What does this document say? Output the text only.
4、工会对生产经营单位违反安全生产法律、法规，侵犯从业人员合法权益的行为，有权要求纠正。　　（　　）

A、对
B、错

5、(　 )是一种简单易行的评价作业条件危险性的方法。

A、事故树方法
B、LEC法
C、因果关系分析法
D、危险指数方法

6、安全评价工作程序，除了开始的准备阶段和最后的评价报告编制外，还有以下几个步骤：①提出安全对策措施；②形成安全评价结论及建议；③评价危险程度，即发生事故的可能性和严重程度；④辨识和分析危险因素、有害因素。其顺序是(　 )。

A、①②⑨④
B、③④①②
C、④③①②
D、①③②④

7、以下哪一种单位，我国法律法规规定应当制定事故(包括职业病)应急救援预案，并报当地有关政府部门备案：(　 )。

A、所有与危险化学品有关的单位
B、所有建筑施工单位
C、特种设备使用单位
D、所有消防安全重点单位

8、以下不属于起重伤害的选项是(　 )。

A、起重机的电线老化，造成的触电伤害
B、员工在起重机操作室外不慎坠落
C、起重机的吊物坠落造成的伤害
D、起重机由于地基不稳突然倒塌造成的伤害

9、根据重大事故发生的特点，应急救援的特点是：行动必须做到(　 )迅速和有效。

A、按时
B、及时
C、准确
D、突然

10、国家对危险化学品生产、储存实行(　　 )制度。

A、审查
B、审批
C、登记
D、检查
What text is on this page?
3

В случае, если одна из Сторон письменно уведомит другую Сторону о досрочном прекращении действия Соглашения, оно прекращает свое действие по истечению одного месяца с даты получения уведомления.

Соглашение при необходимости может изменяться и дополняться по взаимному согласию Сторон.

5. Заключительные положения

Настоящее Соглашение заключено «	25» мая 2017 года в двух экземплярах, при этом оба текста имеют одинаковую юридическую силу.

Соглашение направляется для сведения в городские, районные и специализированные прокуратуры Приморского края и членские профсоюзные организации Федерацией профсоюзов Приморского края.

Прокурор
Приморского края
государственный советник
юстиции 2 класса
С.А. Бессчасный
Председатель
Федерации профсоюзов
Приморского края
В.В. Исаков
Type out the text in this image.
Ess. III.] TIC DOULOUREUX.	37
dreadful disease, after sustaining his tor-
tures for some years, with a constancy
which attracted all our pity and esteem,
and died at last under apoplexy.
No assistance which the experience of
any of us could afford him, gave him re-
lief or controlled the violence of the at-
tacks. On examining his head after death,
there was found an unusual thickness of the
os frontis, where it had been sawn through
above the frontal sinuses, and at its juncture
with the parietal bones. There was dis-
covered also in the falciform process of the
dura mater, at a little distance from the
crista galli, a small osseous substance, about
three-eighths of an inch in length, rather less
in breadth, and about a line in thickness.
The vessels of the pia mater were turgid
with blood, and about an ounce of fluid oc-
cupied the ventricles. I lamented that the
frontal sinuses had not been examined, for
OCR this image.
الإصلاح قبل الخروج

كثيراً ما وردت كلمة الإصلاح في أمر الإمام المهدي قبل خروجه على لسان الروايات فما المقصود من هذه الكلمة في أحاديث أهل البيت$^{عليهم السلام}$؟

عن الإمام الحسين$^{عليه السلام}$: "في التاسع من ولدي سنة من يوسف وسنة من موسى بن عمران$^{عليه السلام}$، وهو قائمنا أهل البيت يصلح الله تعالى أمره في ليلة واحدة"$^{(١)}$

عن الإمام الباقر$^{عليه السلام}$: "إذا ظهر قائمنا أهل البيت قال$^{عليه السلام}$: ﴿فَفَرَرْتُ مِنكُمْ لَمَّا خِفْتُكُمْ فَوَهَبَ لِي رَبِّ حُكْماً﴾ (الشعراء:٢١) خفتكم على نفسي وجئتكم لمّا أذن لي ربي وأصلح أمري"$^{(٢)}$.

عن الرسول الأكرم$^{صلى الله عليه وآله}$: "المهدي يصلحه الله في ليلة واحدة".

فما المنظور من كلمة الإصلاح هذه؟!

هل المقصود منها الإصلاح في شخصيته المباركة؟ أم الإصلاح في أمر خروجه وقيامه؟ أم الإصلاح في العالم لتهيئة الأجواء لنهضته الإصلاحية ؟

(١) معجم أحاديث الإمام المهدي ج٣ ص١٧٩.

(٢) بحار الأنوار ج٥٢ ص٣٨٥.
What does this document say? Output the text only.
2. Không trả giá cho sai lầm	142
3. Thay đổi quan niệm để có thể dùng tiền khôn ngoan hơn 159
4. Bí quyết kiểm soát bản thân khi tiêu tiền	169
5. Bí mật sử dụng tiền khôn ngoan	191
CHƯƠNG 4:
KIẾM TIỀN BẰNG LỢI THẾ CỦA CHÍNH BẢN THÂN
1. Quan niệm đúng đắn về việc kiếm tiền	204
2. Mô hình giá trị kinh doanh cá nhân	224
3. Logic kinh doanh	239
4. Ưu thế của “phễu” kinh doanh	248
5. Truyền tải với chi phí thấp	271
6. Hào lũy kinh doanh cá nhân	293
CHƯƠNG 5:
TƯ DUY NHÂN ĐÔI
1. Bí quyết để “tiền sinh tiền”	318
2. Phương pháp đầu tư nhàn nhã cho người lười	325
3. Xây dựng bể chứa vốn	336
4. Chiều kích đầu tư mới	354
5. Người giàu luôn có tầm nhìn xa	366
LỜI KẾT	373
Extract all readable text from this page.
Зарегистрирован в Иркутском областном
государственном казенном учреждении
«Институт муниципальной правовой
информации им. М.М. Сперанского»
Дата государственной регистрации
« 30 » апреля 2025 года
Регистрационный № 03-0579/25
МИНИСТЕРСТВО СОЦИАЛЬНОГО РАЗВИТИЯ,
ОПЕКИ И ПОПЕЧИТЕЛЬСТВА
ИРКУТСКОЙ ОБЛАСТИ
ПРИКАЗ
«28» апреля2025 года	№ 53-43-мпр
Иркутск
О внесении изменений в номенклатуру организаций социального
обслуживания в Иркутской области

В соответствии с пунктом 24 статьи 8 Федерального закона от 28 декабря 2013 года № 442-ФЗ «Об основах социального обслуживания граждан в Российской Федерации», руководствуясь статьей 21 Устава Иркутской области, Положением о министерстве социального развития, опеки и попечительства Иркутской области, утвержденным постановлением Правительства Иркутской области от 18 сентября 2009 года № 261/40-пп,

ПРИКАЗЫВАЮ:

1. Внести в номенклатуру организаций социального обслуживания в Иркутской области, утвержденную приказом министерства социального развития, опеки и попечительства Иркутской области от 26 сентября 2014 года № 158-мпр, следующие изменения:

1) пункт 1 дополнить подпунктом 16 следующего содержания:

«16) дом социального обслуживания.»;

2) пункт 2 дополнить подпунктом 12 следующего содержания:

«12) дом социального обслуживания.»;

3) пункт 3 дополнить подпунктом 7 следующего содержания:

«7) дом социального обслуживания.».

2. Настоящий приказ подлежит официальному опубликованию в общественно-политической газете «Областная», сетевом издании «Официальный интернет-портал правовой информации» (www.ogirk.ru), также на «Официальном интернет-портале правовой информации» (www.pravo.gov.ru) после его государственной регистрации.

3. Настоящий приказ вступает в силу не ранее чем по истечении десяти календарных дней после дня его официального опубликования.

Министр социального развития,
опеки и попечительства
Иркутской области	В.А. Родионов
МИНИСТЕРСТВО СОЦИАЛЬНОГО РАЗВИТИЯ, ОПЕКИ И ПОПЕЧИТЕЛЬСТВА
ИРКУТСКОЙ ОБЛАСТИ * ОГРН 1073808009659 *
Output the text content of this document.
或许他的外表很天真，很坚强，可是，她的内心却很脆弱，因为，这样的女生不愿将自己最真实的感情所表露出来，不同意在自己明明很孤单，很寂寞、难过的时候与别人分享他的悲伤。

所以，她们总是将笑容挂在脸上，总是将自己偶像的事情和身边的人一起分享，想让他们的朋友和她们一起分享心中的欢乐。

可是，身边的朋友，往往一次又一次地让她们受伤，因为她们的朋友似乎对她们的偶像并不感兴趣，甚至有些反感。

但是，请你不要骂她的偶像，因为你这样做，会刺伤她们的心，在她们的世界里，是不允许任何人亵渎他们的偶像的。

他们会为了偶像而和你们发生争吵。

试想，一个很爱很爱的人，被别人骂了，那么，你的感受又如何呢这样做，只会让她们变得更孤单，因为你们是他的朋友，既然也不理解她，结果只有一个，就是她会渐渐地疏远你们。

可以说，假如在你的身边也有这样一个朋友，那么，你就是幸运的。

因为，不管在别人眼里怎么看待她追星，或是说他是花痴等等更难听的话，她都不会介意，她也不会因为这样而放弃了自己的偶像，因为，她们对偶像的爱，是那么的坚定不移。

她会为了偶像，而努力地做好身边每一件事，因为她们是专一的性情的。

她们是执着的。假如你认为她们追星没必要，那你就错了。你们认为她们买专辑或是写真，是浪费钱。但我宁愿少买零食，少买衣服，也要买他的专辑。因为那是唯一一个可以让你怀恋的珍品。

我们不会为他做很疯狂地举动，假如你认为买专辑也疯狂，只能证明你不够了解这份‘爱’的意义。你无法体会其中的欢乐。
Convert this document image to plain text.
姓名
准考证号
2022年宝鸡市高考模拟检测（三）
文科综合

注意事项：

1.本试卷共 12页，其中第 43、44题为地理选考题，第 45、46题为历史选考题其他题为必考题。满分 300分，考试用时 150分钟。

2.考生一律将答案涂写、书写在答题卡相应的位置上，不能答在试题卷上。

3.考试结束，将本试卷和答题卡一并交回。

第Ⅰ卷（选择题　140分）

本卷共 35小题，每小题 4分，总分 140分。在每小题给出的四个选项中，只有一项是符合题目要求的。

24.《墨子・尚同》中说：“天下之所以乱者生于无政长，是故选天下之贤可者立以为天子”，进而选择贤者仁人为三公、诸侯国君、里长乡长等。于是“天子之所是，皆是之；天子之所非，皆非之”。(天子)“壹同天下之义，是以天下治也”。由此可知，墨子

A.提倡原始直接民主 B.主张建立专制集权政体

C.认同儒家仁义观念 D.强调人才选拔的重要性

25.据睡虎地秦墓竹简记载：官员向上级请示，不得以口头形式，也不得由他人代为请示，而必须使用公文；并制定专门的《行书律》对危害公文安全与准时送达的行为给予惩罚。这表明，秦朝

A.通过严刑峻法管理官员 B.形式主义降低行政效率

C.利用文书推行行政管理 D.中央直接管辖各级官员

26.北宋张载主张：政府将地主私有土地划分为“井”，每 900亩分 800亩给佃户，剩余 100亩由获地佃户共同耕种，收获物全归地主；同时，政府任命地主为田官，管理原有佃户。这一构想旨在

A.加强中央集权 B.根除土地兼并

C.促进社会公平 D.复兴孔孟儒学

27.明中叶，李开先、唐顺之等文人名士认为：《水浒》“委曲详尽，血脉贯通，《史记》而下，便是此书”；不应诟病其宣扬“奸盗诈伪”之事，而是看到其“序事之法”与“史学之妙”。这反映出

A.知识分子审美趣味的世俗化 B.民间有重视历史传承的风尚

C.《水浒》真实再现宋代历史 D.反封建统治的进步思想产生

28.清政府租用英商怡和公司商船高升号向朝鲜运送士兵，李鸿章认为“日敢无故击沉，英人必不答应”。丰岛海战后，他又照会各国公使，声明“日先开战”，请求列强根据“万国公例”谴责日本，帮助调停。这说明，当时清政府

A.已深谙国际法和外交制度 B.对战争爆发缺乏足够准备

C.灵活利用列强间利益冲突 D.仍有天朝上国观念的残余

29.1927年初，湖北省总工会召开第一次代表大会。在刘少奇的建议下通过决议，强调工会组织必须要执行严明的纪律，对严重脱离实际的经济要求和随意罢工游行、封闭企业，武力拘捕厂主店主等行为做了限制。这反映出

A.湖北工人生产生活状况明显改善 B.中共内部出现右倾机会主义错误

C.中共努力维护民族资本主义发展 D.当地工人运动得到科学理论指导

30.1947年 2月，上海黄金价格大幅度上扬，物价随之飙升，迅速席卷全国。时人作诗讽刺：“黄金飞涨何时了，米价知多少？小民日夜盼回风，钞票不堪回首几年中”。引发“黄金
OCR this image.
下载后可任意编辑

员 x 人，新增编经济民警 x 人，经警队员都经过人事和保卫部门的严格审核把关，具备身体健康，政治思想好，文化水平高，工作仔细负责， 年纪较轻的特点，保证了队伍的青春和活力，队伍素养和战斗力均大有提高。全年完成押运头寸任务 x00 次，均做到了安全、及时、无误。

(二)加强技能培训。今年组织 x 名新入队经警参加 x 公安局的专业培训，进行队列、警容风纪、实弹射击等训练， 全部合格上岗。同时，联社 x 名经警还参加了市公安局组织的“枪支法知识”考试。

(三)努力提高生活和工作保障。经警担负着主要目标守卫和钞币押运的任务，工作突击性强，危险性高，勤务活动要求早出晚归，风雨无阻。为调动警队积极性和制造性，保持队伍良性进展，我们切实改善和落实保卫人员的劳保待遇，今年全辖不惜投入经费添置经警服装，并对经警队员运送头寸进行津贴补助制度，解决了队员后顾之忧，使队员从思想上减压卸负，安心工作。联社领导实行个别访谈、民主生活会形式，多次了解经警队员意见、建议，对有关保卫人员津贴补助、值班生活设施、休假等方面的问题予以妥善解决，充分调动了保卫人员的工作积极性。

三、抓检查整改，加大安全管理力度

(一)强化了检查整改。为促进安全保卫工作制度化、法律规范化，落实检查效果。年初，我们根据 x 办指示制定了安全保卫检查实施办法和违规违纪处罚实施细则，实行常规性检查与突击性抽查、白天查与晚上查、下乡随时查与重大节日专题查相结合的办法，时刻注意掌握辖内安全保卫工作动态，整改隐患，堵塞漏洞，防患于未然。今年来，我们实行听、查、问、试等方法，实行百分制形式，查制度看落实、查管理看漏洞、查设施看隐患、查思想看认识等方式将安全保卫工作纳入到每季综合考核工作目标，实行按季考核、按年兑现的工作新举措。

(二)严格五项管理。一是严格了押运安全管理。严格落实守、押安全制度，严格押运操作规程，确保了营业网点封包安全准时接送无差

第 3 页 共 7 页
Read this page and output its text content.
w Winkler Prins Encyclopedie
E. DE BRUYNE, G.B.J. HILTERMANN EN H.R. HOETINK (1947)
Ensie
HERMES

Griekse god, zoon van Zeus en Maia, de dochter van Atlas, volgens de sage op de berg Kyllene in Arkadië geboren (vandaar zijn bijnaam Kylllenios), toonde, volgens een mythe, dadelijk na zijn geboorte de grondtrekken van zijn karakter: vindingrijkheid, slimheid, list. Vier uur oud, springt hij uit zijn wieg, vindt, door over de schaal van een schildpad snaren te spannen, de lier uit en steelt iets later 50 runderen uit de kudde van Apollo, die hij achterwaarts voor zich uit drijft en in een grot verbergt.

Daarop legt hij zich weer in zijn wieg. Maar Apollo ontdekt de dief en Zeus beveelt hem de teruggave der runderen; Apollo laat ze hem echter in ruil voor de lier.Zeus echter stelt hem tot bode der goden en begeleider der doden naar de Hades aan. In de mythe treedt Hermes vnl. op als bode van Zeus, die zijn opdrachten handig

## The problem
Identify and copy the lines holding the word "подпунктом".

## Task solution
1) пункт 1 дополнить подпунктом 16 следующего содержания:
2) пункт 2 дополнить подпунктом 12 следующего содержания:
3) пункт 3 дополнить подпунктом 7 следующего содержания:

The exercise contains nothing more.